## [LISTED RECORDS]
##############################

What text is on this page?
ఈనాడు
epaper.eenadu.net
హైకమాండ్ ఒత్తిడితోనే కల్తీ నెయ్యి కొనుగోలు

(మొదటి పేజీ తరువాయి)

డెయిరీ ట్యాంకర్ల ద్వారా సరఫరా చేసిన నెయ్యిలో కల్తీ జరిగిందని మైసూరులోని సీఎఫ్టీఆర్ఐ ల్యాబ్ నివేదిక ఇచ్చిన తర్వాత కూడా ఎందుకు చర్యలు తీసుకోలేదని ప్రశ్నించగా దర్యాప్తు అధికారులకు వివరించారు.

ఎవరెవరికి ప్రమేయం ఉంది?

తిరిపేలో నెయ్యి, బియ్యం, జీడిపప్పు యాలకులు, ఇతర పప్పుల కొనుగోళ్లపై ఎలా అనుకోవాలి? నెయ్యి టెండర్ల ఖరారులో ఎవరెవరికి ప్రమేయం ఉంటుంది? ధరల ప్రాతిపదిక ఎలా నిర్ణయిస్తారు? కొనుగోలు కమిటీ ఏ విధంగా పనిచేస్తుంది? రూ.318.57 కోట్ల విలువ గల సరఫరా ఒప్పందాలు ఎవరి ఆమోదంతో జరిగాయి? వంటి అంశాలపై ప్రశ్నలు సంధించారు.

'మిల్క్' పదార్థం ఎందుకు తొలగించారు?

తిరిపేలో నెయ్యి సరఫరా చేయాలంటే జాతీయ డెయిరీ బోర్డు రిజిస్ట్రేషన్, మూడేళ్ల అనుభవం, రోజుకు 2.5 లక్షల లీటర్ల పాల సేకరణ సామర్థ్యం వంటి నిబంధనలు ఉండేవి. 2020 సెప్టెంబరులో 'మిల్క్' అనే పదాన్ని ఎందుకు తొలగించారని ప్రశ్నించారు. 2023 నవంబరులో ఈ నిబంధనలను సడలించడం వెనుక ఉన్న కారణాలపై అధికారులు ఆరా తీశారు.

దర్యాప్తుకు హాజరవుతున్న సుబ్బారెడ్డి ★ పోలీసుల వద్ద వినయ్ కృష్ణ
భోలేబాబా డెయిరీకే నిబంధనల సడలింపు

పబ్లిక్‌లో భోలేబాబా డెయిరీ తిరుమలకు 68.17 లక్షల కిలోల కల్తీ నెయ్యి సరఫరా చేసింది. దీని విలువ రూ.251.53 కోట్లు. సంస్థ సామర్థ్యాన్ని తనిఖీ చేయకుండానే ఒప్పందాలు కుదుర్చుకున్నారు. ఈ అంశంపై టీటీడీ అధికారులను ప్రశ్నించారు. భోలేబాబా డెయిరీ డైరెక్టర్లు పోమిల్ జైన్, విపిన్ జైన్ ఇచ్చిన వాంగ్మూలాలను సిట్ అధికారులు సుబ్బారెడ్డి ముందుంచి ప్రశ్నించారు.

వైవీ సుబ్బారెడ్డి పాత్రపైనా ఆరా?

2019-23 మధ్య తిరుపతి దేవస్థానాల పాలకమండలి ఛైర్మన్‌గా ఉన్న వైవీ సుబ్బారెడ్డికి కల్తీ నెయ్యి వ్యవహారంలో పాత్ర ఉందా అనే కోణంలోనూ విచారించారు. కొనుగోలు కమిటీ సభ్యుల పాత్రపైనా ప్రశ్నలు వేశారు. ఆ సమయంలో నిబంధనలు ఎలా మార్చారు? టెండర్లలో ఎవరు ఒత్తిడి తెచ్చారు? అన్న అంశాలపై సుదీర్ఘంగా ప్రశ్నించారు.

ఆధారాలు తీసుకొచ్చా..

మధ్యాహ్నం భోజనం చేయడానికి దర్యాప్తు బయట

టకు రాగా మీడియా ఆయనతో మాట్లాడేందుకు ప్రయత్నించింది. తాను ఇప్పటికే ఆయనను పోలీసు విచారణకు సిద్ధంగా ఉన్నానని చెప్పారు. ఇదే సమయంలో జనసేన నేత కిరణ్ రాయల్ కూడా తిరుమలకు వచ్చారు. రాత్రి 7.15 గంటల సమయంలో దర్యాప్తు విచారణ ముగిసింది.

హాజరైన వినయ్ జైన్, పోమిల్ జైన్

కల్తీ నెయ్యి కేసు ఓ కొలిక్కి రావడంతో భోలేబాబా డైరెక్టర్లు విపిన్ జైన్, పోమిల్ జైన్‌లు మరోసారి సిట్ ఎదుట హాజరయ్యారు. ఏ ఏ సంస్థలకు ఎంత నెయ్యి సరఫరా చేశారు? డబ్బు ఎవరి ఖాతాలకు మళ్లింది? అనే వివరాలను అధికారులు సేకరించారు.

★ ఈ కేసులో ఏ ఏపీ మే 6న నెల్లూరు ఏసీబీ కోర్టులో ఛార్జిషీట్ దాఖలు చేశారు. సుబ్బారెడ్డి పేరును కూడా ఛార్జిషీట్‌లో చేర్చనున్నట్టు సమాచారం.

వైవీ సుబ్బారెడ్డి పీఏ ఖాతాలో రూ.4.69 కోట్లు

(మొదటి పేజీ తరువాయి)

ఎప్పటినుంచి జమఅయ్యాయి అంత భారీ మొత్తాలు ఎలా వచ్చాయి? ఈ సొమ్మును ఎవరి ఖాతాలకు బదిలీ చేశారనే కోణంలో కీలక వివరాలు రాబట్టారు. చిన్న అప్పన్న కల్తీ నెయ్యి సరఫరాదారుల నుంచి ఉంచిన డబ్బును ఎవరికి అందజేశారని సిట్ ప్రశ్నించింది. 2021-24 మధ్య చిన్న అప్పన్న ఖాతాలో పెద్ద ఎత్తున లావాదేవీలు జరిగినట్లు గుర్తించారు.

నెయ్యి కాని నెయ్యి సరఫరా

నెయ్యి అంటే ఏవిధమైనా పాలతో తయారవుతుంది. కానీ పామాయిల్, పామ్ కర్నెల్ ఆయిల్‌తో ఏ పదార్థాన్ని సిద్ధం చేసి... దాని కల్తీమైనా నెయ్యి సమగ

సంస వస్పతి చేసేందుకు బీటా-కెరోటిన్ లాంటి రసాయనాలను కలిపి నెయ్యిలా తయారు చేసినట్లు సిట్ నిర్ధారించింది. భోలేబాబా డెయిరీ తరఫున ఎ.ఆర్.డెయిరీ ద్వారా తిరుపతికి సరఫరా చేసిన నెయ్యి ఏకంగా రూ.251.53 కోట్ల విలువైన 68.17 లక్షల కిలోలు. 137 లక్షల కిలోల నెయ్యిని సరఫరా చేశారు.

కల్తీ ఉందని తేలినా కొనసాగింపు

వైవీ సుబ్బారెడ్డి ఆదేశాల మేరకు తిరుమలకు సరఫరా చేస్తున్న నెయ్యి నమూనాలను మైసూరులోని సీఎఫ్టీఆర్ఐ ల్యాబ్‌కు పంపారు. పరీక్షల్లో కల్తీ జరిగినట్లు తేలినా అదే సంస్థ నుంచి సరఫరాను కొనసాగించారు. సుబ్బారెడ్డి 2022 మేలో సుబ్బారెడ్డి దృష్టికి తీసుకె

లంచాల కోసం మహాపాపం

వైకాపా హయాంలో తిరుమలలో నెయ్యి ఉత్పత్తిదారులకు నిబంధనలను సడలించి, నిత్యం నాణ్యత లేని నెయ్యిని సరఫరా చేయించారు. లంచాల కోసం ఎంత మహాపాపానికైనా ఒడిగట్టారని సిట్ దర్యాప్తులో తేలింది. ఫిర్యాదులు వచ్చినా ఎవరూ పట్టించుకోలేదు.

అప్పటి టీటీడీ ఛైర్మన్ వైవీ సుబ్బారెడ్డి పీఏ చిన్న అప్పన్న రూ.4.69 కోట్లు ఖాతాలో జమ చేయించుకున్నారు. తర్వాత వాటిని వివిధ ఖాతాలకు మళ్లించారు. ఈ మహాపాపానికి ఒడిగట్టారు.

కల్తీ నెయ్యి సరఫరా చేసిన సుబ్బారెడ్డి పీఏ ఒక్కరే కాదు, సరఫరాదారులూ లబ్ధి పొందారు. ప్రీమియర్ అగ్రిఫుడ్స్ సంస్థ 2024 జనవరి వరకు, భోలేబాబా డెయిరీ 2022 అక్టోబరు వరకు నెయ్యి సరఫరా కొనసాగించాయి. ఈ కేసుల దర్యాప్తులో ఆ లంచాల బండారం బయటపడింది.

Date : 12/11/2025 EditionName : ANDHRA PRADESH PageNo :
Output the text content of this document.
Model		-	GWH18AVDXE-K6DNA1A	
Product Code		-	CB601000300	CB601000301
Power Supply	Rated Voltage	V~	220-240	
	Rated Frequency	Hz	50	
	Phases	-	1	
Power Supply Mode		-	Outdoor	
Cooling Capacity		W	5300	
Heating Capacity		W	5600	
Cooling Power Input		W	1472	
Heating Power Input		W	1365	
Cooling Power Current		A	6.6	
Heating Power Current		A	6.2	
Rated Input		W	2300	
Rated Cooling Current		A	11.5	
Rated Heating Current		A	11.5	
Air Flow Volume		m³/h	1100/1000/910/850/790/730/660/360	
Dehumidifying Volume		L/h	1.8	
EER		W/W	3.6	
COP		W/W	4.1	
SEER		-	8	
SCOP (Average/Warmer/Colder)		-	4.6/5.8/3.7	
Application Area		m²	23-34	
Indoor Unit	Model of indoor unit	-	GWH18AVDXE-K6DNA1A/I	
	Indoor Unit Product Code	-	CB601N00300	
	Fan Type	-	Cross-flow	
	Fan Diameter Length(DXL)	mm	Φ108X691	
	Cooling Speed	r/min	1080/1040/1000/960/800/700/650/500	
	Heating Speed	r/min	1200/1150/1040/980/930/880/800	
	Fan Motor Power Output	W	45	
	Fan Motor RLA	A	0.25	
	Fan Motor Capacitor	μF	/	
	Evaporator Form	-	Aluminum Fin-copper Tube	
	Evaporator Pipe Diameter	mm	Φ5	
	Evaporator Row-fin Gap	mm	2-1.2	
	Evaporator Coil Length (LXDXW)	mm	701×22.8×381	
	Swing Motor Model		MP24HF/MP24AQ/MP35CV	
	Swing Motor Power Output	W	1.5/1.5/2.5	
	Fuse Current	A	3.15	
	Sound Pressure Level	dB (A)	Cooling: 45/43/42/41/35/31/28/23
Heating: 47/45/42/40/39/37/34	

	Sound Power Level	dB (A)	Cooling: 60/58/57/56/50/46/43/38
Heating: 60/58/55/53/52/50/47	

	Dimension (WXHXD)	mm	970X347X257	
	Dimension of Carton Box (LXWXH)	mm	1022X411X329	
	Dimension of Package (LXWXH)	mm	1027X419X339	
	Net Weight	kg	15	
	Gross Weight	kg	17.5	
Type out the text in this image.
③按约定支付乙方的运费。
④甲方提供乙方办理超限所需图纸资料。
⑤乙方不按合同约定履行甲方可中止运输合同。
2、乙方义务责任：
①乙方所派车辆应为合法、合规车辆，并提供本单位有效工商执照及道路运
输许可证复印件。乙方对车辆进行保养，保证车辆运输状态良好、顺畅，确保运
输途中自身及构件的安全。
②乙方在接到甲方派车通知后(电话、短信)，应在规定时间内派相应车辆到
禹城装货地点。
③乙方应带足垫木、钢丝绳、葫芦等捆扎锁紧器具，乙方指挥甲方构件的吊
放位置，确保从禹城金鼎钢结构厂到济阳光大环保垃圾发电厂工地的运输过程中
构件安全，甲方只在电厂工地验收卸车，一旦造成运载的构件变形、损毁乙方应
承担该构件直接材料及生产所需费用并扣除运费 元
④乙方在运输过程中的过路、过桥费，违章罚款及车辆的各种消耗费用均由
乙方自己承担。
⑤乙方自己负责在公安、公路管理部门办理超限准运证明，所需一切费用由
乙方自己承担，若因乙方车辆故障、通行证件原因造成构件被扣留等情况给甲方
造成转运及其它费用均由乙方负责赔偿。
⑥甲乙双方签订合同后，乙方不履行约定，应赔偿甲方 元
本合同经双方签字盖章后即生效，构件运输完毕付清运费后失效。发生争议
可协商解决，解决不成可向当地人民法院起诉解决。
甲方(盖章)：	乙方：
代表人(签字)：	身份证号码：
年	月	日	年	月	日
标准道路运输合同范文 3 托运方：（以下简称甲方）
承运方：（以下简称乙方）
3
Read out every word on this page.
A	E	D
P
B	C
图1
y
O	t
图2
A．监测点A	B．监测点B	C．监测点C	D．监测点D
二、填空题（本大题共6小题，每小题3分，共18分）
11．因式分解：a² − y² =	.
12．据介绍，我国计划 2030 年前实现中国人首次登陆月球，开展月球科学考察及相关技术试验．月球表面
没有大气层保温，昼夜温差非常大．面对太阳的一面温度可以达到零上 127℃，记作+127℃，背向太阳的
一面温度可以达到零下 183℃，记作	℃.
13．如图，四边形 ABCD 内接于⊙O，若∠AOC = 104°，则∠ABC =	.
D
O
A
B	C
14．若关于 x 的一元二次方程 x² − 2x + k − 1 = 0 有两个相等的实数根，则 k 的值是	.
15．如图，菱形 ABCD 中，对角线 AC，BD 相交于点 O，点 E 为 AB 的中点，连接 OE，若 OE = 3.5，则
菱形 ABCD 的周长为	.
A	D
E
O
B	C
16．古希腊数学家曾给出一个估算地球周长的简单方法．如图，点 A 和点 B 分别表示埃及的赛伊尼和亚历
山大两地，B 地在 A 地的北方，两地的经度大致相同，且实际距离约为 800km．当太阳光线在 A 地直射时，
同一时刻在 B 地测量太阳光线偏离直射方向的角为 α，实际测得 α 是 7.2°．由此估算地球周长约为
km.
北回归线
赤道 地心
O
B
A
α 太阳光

##############################

## [WHAT THE TASK ASKS]
Repeat exactly the lines from the line containing "Read out every word on this page." through the last line of the records above, including both, and nothing else.

## [TASK ANSWER]
Read out every word on this page.
A	E	D
P
B	C
图1
y
O	t
图2
A．监测点A	B．监测点B	C．监测点C	D．监测点D
二、填空题（本大题共6小题，每小题3分，共18分）
11．因式分解：a² − y² =	.
12．据介绍，我国计划 2030 年前实现中国人首次登陆月球，开展月球科学考察及相关技术试验．月球表面
没有大气层保温，昼夜温差非常大．面对太阳的一面温度可以达到零上 127℃，记作+127℃，背向太阳的
一面温度可以达到零下 183℃，记作	℃.
13．如图，四边形 ABCD 内接于⊙O，若∠AOC = 104°，则∠ABC =	.
D
O
A
B	C
14．若关于 x 的一元二次方程 x² − 2x + k − 1 = 0 有两个相等的实数根，则 k 的值是	.
15．如图，菱形 ABCD 中，对角线 AC，BD 相交于点 O，点 E 为 AB 的中点，连接 OE，若 OE = 3.5，则
菱形 ABCD 的周长为	.
A	D
E
O
B	C
16．古希腊数学家曾给出一个估算地球周长的简单方法．如图，点 A 和点 B 分别表示埃及的赛伊尼和亚历
山大两地，B 地在 A 地的北方，两地的经度大致相同，且实际距离约为 800km．当太阳光线在 A 地直射时，
同一时刻在 B 地测量太阳光线偏离直射方向的角为 α，实际测得 α 是 7.2°．由此估算地球周长约为
km.
北回归线
赤道 地心
O
B
A
α 太阳光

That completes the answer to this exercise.